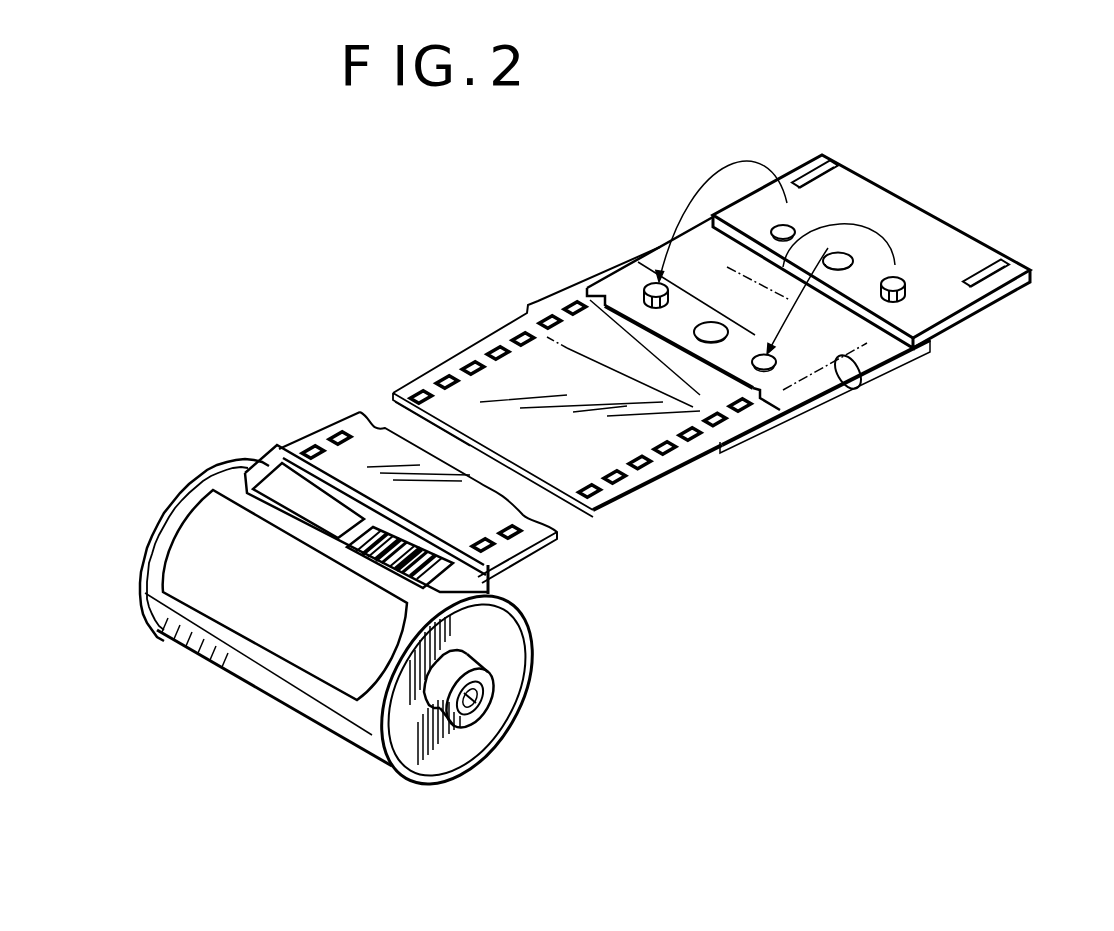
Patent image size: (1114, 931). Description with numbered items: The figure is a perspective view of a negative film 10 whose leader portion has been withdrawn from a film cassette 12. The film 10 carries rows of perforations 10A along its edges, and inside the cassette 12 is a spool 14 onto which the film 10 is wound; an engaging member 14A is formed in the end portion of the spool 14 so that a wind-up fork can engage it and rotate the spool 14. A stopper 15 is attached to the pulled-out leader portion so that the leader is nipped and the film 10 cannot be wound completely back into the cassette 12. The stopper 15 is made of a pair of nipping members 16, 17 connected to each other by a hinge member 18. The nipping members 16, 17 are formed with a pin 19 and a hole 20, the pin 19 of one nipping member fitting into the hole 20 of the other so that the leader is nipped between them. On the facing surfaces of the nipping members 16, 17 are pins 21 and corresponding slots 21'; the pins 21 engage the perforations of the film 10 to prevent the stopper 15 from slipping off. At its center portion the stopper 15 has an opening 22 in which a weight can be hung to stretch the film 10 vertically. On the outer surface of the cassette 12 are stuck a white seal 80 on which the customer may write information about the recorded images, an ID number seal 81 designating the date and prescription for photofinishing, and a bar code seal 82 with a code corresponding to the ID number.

The film 10 is at (603, 512).
The perforations 10A is at (462, 365).
The film cassette 12 is at (302, 732).
The spool 14 is at (477, 720).
The engaging member 14A is at (470, 693).
The stopper 15 is at (812, 310).
The nipping member 16 is at (757, 430).
The nipping member 17 is at (983, 310).
The hinge member 18 is at (877, 370).
The pin 19 is at (903, 297).
The hole 20 is at (797, 228).
The pins 21 is at (532, 403).
The slots 21' is at (945, 191).
The opening 22 is at (853, 255).
The white seal 80 is at (253, 630).
The ID number seal 81 is at (277, 478).
The bar code seal 82 is at (372, 562).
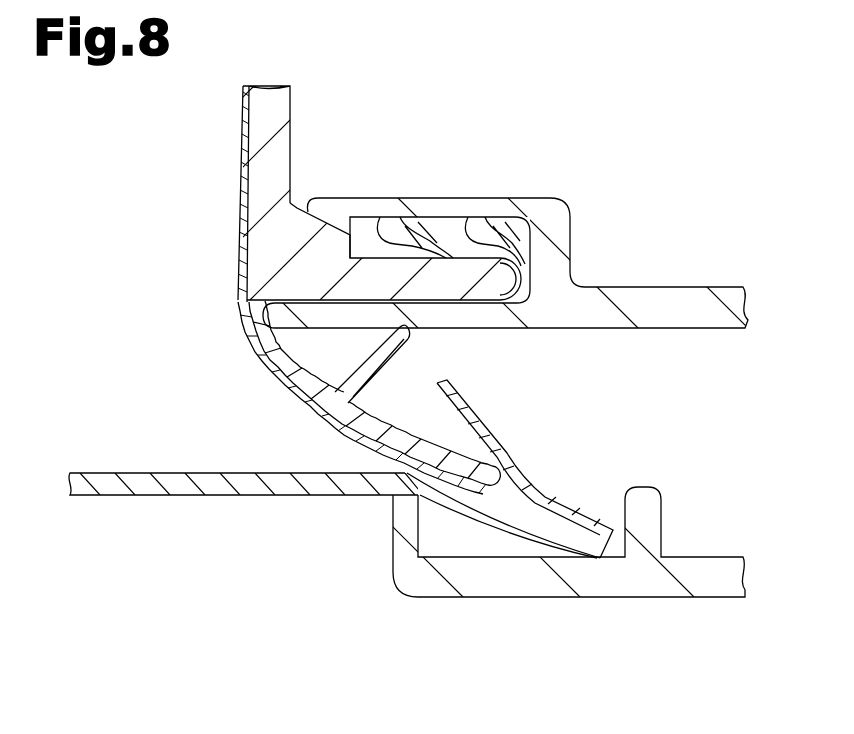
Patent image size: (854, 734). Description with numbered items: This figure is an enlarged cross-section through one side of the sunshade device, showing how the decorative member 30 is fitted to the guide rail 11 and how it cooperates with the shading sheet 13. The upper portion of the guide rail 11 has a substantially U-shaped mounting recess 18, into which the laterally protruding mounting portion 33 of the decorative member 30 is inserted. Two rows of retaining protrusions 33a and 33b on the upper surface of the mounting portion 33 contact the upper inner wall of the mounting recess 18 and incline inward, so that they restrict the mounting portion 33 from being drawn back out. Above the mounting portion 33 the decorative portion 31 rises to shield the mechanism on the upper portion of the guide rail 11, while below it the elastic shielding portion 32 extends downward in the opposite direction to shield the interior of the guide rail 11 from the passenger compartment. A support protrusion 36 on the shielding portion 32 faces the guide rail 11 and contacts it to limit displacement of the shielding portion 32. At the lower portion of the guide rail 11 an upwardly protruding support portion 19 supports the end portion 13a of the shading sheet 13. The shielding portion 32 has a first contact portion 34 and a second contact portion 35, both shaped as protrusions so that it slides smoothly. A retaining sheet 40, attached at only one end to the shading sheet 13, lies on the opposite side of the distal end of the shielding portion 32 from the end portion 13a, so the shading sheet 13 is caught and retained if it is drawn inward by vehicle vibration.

The guide rail 11 is at (675, 328).
The shading sheet 13 is at (210, 497).
The end portion 13a is at (533, 533).
The mounting recess 18 is at (473, 303).
The support portion 19 is at (394, 518).
The decorative member 30 is at (241, 147).
The decorative portion 31 is at (292, 100).
The shielding portion 32 is at (375, 412).
The mounting portion 33 is at (270, 252).
The retaining protrusion 33a is at (372, 216).
The retaining protrusion 33b is at (468, 217).
The first contact portion 34 is at (466, 500).
The second contact portion 35 is at (355, 455).
The support protrusion 36 is at (392, 358).
The retaining sheet 40 is at (478, 418).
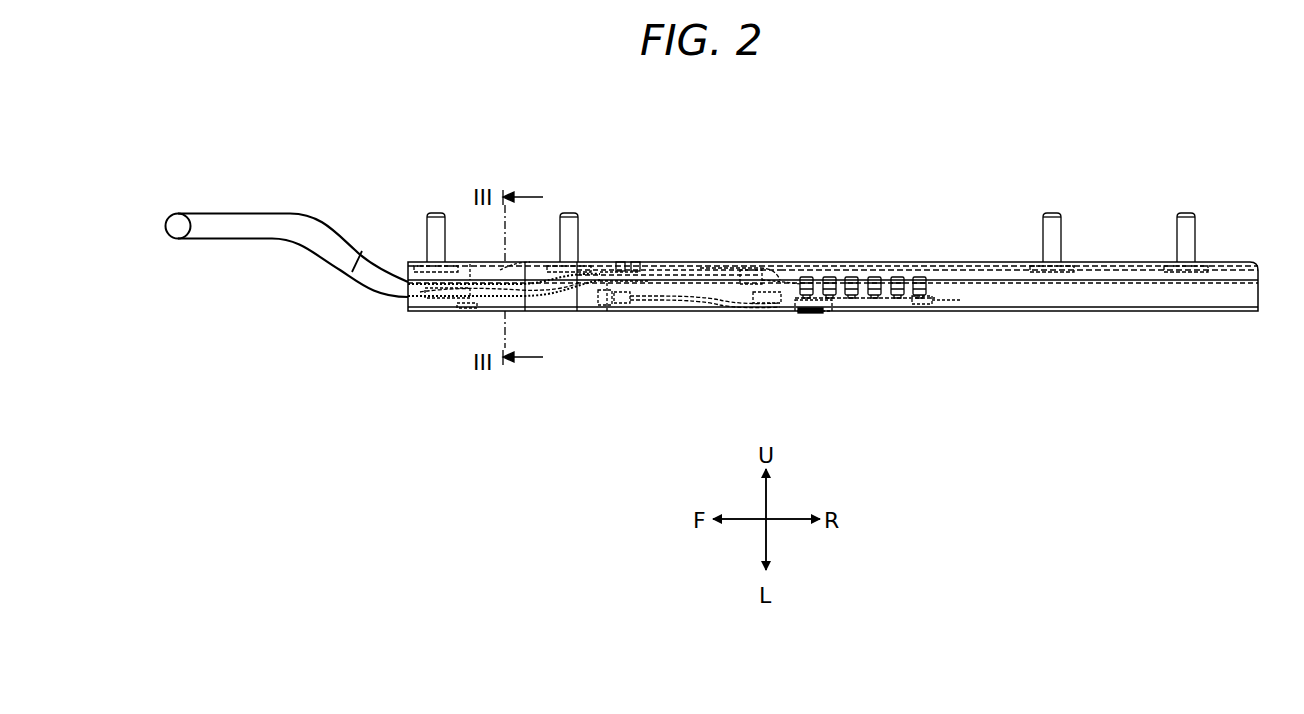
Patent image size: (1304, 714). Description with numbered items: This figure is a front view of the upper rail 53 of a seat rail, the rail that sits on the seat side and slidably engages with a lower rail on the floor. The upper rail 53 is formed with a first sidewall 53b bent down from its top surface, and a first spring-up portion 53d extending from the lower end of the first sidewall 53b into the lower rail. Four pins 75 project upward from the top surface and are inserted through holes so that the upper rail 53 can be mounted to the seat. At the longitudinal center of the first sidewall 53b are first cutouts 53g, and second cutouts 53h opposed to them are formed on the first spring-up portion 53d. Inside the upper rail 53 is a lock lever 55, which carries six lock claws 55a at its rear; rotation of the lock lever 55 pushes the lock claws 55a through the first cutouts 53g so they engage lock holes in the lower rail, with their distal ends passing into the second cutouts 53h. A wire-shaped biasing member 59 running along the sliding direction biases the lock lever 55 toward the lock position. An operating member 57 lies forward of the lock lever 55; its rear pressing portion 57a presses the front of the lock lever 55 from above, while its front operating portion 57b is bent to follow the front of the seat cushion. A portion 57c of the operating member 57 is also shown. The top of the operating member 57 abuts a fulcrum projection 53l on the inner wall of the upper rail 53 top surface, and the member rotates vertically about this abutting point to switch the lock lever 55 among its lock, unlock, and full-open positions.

The upper rail 53 is at (1028, 170).
The first sidewall 53b is at (835, 272).
The first spring-up portion 53d is at (1143, 297).
The first cutouts 53g is at (898, 278).
The second cutouts 53h is at (917, 304).
The fulcrum projection 53l is at (515, 270).
The lock lever 55 is at (712, 313).
The lock claws 55a is at (930, 302).
The operating member 57 is at (238, 242).
The pressing portion 57a is at (578, 313).
The operating portion 57b is at (205, 212).
The cable fixing portion 57c is at (418, 313).
The biasing member 59 is at (722, 262).
The pins 75 is at (428, 232).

— Work instructions —
Copy out the material word for word, starting with the line that contains "Patent image size: (854, 734)." and going on through the line that contains "The retaining protrusion 33a".

— Full output —
Patent image size: (854, 734). Description with numbered items: This figure is an enlarged cross-section through one side of the sunshade device, showing how the decorative member 30 is fitted to the guide rail 11 and how it cooperates with the shading sheet 13. The upper portion of the guide rail 11 has a substantially U-shaped mounting recess 18, into which the laterally protruding mounting portion 33 of the decorative member 30 is inserted. Two rows of retaining protrusions 33a and 33b on the upper surface of the mounting portion 33 contact the upper inner wall of the mounting recess 18 and incline inward, so that they restrict the mounting portion 33 from being drawn back out. Above the mounting portion 33 the decorative portion 31 rises to shield the mechanism on the upper portion of the guide rail 11, while below it the elastic shielding portion 32 extends downward in the opposite direction to shield the interior of the guide rail 11 from the passenger compartment. A support protrusion 36 on the shielding portion 32 faces the guide rail 11 and contacts it to limit displacement of the shielding portion 32. At the lower portion of the guide rail 11 an upwardly protruding support portion 19 supports the end portion 13a of the shading sheet 13. The shielding portion 32 has a first contact portion 34 and a second contact portion 35, both shaped as protrusions so that it slides smoothly. A retaining sheet 40, attached at only one end to the shading sheet 13, lies on the opposite side of the distal end of the shielding portion 32 from the end portion 13a, so the shading sheet 13 is caught and retained if it is drawn inward by vehicle vibration.

The guide rail 11 is at (675, 328).
The shading sheet 13 is at (210, 497).
The end portion 13a is at (533, 533).
The mounting recess 18 is at (473, 303).
The support portion 19 is at (394, 518).
The decorative member 30 is at (241, 147).
The decorative portion 31 is at (292, 100).
The shielding portion 32 is at (375, 412).
The mounting portion 33 is at (270, 252).
The retaining protrusion 33a is at (372, 216).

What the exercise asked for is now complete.